_QUESTIONS TO ANSWER_:
A: Rewrite the part of the physical activity guide between "Aerobic exercise works" and "times a week.", inclusive, changing "jogging" to "swimming".
B: Extend the Warren County physical activity guide by continuing from its last sentence.

_EXCERPT PROVIDED_:
Warren County Guide
to Physical Activity
HEALTHY WEIGHT KIDS HOME PAGE

Ways to Achieve Total Body Fitness

A whole body fitness plan includes three key elements: Aerobics, Stretching and Resistance.  These elements are supported by weight control, proper nutrition and stress reduction.

 Aerobic Exercise   

Aerobic exercise works large muscle groups, increases your body’s ability to use oxygen and strengthens your heart.  Depending on your body type, the proper aerobic exercise for you may be walking, jogging, cycling, running, stair climbing or cross-country skiing.  During aerobic exercise, your heart rate is elevated to compensate for increased movement.  To achieve the most benefit from the increased heart rate, your heart must beat at a rate that is safe and efficient.  To achieve this, find out what your target heart rate is.  While exercising, sustain your target heart rate for 20 to 30 minutes, three to five times a week.

_RECORDS_:
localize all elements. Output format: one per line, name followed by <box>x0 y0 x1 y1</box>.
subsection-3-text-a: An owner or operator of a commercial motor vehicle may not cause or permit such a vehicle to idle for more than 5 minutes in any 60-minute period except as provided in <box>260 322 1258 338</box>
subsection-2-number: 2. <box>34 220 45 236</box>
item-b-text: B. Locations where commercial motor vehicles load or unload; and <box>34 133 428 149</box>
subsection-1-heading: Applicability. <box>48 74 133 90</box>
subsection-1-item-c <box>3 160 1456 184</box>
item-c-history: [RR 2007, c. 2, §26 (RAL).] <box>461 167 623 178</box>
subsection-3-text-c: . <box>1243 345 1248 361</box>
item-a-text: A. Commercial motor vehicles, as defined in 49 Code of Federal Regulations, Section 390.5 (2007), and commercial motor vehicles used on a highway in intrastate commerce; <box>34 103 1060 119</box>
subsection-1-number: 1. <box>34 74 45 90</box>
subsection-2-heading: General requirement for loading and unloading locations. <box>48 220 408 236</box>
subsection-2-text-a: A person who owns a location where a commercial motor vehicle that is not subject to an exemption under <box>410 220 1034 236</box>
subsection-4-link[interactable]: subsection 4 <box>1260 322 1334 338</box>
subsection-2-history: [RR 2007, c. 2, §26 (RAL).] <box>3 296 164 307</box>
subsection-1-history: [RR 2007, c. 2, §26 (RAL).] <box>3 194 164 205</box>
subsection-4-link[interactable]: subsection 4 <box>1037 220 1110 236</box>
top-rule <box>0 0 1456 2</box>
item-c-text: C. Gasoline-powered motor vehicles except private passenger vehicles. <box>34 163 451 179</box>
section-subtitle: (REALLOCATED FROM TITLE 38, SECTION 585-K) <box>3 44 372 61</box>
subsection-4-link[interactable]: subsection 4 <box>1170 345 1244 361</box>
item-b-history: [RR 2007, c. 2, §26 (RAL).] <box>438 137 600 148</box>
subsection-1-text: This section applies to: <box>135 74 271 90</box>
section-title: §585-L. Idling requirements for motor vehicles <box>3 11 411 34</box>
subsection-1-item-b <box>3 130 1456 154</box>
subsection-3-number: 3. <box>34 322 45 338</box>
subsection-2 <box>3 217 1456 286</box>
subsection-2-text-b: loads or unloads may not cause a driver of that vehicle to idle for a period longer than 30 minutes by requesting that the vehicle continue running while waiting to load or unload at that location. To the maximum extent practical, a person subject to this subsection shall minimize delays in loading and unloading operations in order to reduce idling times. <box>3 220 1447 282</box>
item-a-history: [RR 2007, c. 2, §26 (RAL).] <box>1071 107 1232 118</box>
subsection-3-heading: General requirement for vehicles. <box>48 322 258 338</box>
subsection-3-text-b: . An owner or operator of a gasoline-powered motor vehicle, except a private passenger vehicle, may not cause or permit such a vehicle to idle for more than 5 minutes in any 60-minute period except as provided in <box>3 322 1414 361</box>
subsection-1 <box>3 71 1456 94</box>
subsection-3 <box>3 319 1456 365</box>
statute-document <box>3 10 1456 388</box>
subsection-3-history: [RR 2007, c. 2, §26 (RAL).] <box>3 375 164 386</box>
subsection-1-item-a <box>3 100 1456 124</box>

_RESULTS_:
A:
Aerobic exercise works large muscle groups, increases your body’s ability to use oxygen and strengthens your heart.  Depending on your body type, the proper aerobic exercise for you may be walking, swimming, cycling, running, stair climbing or cross-country skiing.  During aerobic exercise, your heart rate is elevated to compensate for increased movement.  To achieve the most benefit from the increased heart rate, your heart must beat at a rate that is safe and efficient.  To achieve this, find out what your target heart rate is.  While exercising, sustain your target heart rate for 20 to 30 minutes, three to five times a week.

B:
Stretching Exercises

Stretching is an essential part of keeping your muscles healthy.  It improves and maintains muscle flexibility, which helps prevent injury.  Stiff, weak muscles limit movement and are unable to support the rest of your body.  Take a few minutes to stretch as a warm-up and cool down to aerobic and resistance exercises.

 

Resistance Exercise

Isometrics or resistance exercises help build muscles and muscle strength.  The force you work against can be your own body or an external force such as weights, rubber tubing or water.  Endurance and strength are improved each time you add weight and/or repetition to your resistance exercise.